Written instruction: Work out the number of lines in the records that include the word "vnddirricht"; reply with that number alone.

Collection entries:

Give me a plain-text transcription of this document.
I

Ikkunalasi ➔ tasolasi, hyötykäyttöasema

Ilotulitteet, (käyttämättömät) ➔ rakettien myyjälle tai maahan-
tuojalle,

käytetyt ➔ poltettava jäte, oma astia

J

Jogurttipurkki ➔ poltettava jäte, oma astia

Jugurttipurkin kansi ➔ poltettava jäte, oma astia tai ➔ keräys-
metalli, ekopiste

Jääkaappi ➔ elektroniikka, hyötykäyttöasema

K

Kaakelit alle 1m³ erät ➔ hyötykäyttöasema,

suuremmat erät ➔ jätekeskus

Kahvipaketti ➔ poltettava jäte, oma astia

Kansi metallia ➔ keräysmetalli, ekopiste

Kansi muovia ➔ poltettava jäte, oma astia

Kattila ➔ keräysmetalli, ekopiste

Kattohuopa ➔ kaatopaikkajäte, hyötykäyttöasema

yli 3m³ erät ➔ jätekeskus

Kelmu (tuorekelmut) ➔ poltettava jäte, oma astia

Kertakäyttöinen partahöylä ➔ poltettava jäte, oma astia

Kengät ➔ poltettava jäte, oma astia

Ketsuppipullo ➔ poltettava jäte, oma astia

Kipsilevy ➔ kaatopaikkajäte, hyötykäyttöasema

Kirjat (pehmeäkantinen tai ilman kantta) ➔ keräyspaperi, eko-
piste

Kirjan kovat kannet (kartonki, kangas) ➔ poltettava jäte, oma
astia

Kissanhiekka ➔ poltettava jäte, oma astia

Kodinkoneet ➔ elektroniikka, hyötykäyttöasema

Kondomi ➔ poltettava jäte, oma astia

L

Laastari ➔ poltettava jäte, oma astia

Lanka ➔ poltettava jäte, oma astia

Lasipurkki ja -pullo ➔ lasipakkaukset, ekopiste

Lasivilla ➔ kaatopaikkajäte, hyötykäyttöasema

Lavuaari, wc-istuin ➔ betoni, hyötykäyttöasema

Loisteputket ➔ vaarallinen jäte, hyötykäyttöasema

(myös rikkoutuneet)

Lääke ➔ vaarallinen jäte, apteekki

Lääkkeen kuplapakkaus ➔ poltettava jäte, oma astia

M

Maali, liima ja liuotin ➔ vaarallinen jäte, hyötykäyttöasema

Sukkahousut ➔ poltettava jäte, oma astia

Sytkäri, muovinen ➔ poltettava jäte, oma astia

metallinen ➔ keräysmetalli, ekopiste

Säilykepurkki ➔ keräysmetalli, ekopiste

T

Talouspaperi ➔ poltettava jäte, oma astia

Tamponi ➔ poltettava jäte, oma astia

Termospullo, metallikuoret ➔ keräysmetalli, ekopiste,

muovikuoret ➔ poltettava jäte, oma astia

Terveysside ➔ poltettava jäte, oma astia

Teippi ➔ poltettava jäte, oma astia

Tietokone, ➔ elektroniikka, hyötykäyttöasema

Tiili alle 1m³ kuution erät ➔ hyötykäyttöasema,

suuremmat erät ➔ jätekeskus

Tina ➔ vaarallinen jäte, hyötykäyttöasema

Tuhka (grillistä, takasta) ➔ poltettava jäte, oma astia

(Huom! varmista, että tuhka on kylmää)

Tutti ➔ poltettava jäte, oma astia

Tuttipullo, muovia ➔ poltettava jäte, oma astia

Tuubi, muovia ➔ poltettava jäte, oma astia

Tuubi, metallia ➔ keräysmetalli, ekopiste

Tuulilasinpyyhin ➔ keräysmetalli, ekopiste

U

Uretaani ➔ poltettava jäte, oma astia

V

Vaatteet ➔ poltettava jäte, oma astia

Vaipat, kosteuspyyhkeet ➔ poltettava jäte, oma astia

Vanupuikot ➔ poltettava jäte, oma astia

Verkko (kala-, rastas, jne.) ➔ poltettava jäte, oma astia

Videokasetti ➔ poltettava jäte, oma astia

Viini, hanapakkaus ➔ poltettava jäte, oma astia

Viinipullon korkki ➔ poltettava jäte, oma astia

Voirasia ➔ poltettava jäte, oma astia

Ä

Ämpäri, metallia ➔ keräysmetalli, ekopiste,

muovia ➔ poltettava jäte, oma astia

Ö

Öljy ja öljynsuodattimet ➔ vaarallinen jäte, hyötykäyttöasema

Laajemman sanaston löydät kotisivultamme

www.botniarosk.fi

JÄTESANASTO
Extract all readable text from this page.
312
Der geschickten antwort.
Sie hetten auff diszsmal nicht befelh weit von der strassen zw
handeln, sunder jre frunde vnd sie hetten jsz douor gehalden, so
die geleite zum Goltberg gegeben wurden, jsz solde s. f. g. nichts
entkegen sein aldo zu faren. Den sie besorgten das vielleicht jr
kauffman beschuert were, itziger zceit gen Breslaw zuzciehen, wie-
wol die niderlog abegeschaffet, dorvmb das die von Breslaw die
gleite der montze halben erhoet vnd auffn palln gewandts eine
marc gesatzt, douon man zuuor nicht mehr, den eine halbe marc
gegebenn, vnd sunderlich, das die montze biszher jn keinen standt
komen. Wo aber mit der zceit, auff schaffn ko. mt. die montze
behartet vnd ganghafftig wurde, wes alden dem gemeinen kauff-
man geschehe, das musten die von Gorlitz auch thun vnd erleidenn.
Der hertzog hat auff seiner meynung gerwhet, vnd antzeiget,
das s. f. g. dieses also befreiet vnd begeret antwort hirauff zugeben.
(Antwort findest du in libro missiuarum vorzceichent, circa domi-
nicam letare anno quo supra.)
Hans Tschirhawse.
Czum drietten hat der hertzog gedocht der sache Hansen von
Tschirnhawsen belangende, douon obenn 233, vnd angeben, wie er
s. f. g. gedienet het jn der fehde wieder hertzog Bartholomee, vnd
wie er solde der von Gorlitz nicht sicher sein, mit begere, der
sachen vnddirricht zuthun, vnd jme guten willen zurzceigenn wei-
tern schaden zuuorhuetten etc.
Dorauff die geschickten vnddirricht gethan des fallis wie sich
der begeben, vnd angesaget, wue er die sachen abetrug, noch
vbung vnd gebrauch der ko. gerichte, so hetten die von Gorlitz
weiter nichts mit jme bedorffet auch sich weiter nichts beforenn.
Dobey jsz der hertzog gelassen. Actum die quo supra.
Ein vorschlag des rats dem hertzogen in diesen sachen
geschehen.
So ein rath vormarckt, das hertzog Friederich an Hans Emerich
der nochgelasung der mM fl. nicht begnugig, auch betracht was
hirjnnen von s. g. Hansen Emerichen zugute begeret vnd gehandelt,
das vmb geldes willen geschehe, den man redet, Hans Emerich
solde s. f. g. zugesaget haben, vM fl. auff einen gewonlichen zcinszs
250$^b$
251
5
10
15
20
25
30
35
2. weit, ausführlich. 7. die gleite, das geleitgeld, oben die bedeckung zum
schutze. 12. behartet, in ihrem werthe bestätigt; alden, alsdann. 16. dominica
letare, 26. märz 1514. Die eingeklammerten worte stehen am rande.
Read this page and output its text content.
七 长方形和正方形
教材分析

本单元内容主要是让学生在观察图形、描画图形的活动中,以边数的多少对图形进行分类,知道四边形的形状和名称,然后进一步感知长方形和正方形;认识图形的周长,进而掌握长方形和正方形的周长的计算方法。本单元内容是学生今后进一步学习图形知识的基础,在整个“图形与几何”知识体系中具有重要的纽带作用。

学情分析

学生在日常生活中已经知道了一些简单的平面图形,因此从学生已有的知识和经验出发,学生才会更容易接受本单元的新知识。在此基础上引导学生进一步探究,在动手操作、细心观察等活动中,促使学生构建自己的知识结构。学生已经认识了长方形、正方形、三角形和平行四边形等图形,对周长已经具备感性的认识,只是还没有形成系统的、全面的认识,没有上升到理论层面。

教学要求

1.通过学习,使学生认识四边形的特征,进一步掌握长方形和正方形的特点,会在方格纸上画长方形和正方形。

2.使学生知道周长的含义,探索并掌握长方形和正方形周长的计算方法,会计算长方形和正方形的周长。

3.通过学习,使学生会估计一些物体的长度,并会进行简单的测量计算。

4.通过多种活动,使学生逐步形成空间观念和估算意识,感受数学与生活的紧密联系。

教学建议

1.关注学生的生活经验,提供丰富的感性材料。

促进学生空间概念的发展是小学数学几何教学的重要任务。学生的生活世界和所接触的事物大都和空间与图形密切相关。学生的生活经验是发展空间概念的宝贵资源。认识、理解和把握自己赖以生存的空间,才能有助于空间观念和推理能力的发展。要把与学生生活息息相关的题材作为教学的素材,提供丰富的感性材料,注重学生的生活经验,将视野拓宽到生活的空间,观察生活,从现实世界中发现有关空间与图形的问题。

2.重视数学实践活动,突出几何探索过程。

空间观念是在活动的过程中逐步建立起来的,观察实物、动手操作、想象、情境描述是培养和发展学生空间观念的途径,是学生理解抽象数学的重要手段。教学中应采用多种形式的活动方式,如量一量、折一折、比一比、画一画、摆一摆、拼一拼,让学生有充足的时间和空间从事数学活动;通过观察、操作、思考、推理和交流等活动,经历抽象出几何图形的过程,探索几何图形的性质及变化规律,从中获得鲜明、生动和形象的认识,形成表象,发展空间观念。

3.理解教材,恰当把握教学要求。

The solution: 2